▶ **Exercise brief**
Please give all the rows below again with each "Description" swapped for "Summary" and nothing else changed, leaving the pictures out.

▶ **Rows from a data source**
--- BEGIN ---
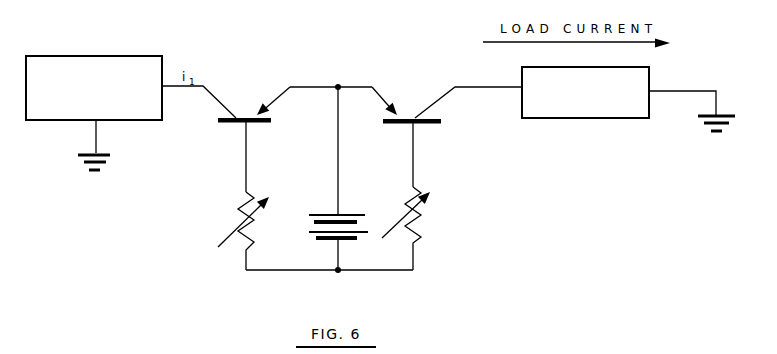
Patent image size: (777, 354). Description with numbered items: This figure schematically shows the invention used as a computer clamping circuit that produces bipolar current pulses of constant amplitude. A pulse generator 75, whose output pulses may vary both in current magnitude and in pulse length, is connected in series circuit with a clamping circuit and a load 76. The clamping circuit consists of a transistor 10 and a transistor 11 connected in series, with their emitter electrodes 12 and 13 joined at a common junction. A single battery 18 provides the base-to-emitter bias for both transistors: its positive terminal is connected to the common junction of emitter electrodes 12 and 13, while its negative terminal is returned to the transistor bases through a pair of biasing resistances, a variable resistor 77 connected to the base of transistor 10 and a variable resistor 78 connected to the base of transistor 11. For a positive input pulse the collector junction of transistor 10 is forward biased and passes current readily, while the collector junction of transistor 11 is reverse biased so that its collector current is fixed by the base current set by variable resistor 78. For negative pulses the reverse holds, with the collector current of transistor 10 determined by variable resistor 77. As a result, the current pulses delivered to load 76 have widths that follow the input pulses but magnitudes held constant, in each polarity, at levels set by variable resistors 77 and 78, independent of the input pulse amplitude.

The pulse generator 75 is at (100, 56).
The transistor 10 is at (236, 111).
The transistor 11 is at (408, 109).
The emitter electrode 12 is at (267, 104).
The emitter electrode 13 is at (388, 104).
The battery 18 is at (343, 214).
The load 76 is at (568, 119).
The variable resistor 77 is at (231, 232).
The variable resistor 78 is at (416, 208).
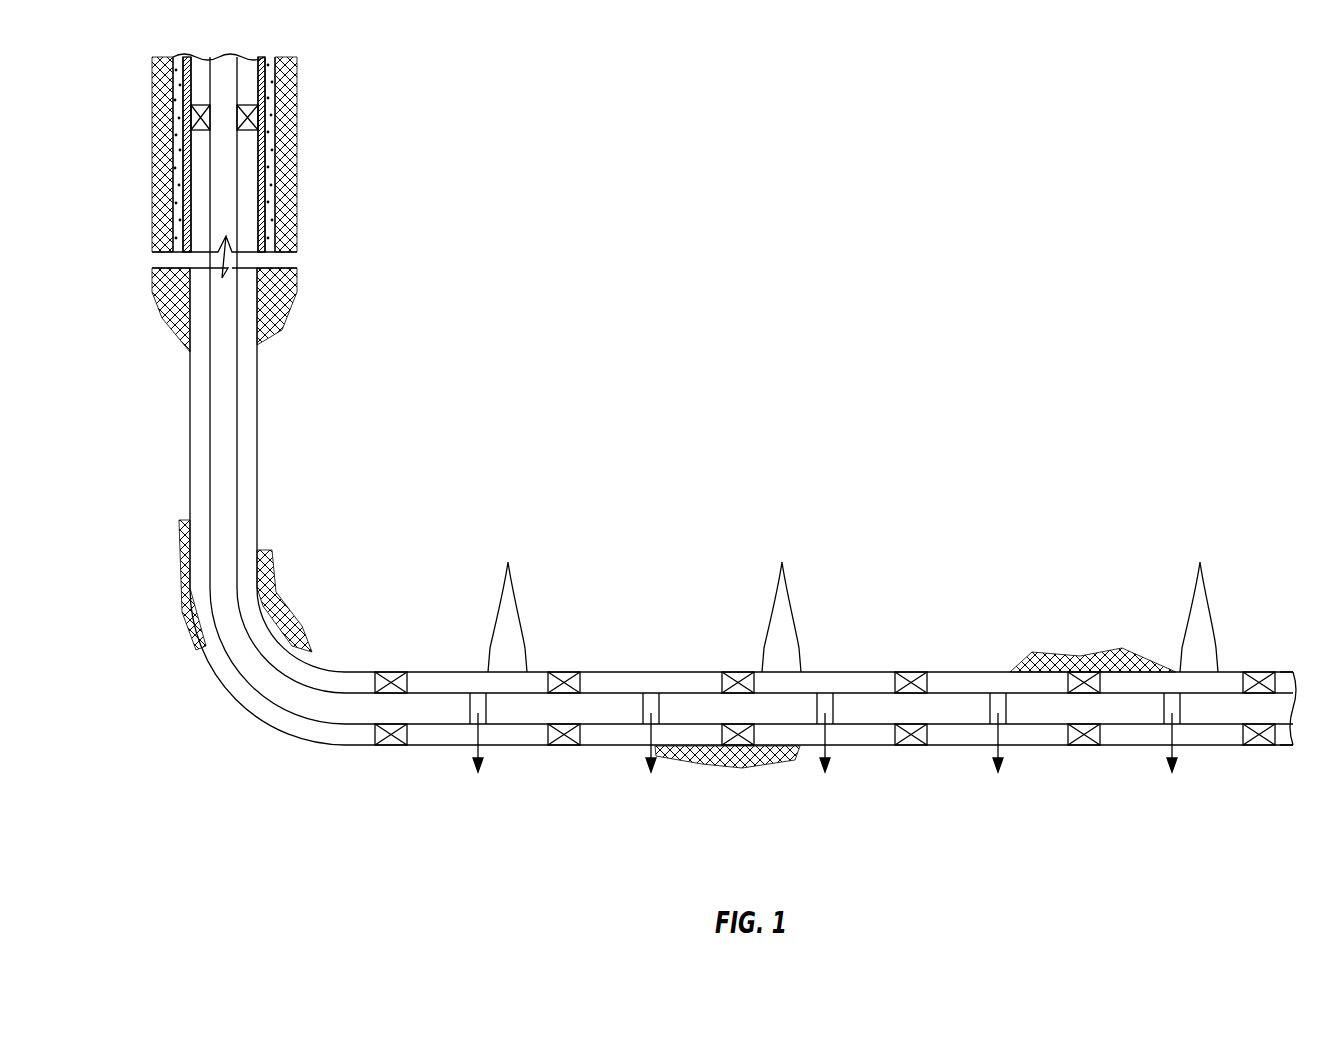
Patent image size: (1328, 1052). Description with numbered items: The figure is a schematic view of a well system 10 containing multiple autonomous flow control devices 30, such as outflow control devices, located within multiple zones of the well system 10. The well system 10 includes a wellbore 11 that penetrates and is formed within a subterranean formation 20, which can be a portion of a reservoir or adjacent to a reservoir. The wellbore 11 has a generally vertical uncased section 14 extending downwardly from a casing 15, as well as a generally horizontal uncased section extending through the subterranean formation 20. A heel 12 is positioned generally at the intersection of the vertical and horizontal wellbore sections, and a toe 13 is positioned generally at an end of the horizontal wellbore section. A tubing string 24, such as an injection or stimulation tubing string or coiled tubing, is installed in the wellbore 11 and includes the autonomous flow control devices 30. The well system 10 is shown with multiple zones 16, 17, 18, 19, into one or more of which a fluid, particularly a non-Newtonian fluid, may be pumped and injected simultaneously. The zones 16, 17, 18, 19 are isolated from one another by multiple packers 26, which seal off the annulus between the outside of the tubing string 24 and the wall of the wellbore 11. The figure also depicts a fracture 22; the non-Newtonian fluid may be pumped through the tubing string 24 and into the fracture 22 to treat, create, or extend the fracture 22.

The well system 10 is at (471, 280).
The wellbore 11 is at (257, 405).
The heel 12 is at (216, 716).
The toe 13 is at (1286, 652).
The vertical uncased section 14 is at (258, 358).
The casing 15 is at (267, 112).
The zone 16 is at (458, 795).
The zone 17 is at (632, 795).
The zone 18 is at (808, 795).
The zone 19 is at (981, 795).
The subterranean formation 20 is at (717, 586).
The fracture 22 is at (512, 580).
The tubing string 24 is at (246, 457).
The packers 26 is at (392, 747).
The autonomous flow control devices 30 is at (477, 693).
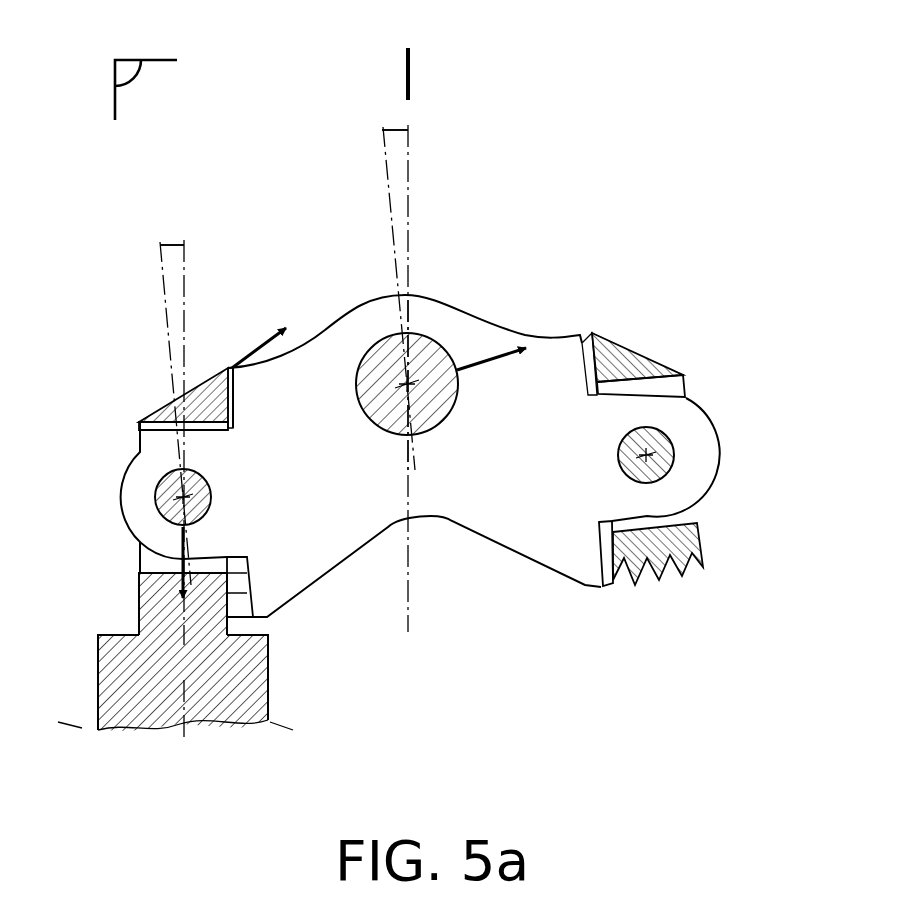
--- END ---
▶ **Completed exercise**
Patent image size: (777, 354). Summary with numbered items: This figure schematically shows the invention used as a computer clamping circuit that produces bipolar current pulses of constant amplitude. A pulse generator 75, whose output pulses may vary both in current magnitude and in pulse length, is connected in series circuit with a clamping circuit and a load 76. The clamping circuit consists of a transistor 10 and a transistor 11 connected in series, with their emitter electrodes 12 and 13 joined at a common junction. A single battery 18 provides the base-to-emitter bias for both transistors: its positive terminal is connected to the common junction of emitter electrodes 12 and 13, while its negative terminal is returned to the transistor bases through a pair of biasing resistances, a variable resistor 77 connected to the base of transistor 10 and a variable resistor 78 connected to the base of transistor 11. For a positive input pulse the collector junction of transistor 10 is forward biased and passes current readily, while the collector junction of transistor 11 is reverse biased so that its collector current is fixed by the base current set by variable resistor 78. For negative pulses the reverse holds, with the collector current of transistor 10 determined by variable resistor 77. As a result, the current pulses delivered to load 76 have widths that follow the input pulses but magnitudes held constant, in each polarity, at levels set by variable resistors 77 and 78, independent of the input pulse amplitude.

The pulse generator 75 is at (100, 56).
The transistor 10 is at (236, 111).
The transistor 11 is at (408, 109).
The emitter electrode 12 is at (267, 104).
The emitter electrode 13 is at (388, 104).
The battery 18 is at (343, 214).
The load 76 is at (568, 119).
The variable resistor 77 is at (231, 232).
The variable resistor 78 is at (416, 208).
Patent image size: (1328, 1052). Summary with numbered items: The figure is a schematic view of a well system 10 containing multiple autonomous flow control devices 30, such as outflow control devices, located within multiple zones of the well system 10. The well system 10 includes a wellbore 11 that penetrates and is formed within a subterranean formation 20, which can be a portion of a reservoir or adjacent to a reservoir. The wellbore 11 has a generally vertical uncased section 14 extending downwardly from a casing 15, as well as a generally horizontal uncased section extending through the subterranean formation 20. A heel 12 is positioned generally at the intersection of the vertical and horizontal wellbore sections, and a toe 13 is positioned generally at an end of the horizontal wellbore section. A tubing string 24, such as an injection or stimulation tubing string or coiled tubing, is installed in the wellbore 11 and includes the autonomous flow control devices 30. The well system 10 is shown with multiple zones 16, 17, 18, 19, into one or more of which a fluid, particularly a non-Newtonian fluid, may be pumped and injected simultaneously. The zones 16, 17, 18, 19 are isolated from one another by multiple packers 26, which seal off the annulus between the outside of the tubing string 24 and the wall of the wellbore 11. The figure also depicts a fracture 22; the non-Newtonian fluid may be pumped through the tubing string 24 and into the fracture 22 to treat, create, or extend the fracture 22.

The well system 10 is at (471, 280).
The wellbore 11 is at (257, 405).
The heel 12 is at (216, 716).
The toe 13 is at (1286, 652).
The vertical uncased section 14 is at (258, 358).
The casing 15 is at (267, 112).
The zone 16 is at (458, 795).
The zone 17 is at (632, 795).
The zone 18 is at (808, 795).
The zone 19 is at (981, 795).
The subterranean formation 20 is at (717, 586).
The fracture 22 is at (512, 580).
The tubing string 24 is at (246, 457).
The packers 26 is at (392, 747).
The autonomous flow control devices 30 is at (477, 693).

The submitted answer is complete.